- Activity:
Pick up the news brief about MediaVest losing the Wal-Mart account and continue it after its final sentence.
___ Extracted text
Dive Brief:
- MediaVest, part of Publicis Groupe, lost the Wal-Mart account, one of its largest North American clients with $907 million in measured media spending in 2014 according to Kantar Media.
- The move comes during a tough six-month period for the Publicis network of agencies, which also lost lead North American duties for Coca-Cola and Procter & Gamble.
- According to Adweek it was unknown if the open account was going under review or being directly awarded to another agency.
Dive Insight:
Wal-Mart has been making vast changes across the company in recent months, including closing hundreds of U.S. locations, and now revisiting its media relationships.
Confirming the news to Adweek, a Wal-Mart spokesperson said, "We have made the decision to end our relationship with MediaVest. We thank them for their strong partnership over the past nine years. We are taking a different direction and looking for new ways to use media to connect with our customers."
______
___ Entries provided
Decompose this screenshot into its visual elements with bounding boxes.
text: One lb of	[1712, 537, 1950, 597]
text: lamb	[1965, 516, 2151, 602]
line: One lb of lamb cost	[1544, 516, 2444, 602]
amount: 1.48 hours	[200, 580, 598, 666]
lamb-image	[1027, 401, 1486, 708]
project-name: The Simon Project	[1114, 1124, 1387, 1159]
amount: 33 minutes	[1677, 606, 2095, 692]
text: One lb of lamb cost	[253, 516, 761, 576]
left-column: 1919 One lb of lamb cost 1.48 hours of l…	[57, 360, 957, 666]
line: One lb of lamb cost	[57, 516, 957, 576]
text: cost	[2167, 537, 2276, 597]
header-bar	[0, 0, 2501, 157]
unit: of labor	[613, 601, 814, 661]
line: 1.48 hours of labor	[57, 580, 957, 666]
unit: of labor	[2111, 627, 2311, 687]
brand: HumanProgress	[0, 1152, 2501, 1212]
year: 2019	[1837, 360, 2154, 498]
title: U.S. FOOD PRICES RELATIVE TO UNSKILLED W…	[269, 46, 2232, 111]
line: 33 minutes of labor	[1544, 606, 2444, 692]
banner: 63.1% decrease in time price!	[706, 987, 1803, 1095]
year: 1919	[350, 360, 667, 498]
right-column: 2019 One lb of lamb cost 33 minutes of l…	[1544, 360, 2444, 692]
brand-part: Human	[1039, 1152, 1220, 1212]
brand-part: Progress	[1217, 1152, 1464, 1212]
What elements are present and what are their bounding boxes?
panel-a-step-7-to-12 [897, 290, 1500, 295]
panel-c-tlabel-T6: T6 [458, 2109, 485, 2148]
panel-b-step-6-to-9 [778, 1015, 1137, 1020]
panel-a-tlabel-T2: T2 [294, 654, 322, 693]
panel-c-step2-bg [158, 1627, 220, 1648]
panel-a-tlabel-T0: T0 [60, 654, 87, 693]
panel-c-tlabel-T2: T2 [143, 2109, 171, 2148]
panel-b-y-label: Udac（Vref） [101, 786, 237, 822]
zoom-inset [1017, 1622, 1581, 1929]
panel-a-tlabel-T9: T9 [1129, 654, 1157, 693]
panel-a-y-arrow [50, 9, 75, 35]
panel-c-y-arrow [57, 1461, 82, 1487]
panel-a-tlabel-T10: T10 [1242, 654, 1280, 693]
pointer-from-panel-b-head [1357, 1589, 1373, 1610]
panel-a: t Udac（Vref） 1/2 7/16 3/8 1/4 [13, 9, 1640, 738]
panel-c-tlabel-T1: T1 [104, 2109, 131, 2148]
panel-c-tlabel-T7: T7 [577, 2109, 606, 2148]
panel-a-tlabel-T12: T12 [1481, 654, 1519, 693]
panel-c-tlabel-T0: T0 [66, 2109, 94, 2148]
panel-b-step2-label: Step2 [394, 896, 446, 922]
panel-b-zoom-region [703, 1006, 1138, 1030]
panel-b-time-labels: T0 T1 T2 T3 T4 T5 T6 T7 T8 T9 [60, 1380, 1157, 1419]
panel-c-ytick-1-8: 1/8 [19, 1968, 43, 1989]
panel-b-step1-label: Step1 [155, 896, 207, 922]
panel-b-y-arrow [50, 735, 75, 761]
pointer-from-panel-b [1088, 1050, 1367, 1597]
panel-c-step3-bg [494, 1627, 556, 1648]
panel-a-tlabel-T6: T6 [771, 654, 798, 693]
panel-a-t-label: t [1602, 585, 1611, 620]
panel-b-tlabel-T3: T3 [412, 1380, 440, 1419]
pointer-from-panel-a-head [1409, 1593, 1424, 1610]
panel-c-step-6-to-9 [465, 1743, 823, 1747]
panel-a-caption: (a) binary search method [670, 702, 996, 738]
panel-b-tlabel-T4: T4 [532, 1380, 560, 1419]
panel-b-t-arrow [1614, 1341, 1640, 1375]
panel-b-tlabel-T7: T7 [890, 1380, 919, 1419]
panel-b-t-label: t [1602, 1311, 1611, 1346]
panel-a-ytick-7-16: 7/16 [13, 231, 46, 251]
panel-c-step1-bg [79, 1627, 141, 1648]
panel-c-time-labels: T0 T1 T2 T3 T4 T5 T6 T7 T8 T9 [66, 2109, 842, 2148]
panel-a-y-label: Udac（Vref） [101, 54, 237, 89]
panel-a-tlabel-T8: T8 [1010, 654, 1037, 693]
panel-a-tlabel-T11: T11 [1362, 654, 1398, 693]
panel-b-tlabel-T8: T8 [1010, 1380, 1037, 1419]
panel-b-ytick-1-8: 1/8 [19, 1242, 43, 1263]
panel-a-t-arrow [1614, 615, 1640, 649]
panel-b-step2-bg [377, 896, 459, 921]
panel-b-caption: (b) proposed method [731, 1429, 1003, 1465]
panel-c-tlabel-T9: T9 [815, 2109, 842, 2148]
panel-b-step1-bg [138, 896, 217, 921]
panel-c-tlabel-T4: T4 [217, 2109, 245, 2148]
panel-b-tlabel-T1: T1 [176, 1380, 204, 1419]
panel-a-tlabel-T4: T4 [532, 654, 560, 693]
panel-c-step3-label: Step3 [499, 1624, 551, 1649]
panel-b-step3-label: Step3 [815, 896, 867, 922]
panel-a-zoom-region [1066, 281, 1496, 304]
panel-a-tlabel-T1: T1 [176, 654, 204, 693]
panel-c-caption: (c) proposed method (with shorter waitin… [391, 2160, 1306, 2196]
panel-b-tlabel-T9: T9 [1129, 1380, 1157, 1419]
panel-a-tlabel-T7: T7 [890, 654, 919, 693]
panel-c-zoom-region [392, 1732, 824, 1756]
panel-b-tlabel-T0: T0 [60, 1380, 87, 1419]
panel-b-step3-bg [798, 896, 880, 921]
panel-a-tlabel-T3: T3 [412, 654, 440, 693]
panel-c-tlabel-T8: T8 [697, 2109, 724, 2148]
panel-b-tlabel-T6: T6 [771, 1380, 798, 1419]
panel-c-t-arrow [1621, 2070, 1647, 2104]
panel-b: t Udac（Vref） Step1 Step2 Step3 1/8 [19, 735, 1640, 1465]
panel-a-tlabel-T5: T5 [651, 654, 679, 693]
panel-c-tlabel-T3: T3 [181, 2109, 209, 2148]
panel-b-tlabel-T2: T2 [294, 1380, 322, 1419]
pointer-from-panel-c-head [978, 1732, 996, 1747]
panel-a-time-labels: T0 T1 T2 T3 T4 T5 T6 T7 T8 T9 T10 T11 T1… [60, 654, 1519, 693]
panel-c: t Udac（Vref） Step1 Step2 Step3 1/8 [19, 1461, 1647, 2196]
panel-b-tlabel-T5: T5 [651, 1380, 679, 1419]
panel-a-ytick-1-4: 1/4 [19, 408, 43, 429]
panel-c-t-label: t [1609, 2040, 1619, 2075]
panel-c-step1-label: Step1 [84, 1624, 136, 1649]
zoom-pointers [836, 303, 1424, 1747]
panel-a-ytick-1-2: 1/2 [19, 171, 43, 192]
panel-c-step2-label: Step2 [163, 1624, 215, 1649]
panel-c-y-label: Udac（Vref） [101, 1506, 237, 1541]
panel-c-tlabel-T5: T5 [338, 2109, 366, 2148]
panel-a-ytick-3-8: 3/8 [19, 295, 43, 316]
______
- Task response:
Last year’s unprecedented reviewageddon impacted all major industries and agencies, including Publicis, even negatively affecting stock prices. At the time the majority of the reviews were going on Publicis Groupe CEO Maurice Levy blamed the reviews on brands looking to slash costs both in fees paid to agencies and also to pay less for media buys. Levy stressed that marketers "want the price of media to go down."
"We're proud of the talent dedicated to this business and the award-winning, results-driven innovation we delivered for Wal-Mart over the years," a MediaVest spokesperson told Adweek. "We continue to partner with Wal-Mart as they transition to their new model and wish them the best in their future direction."
Though another year of massive, multi-billion dollar reviews is unlikely, it's clear that reviewageddon left its mark on the industry and essentially put the ad world on notice.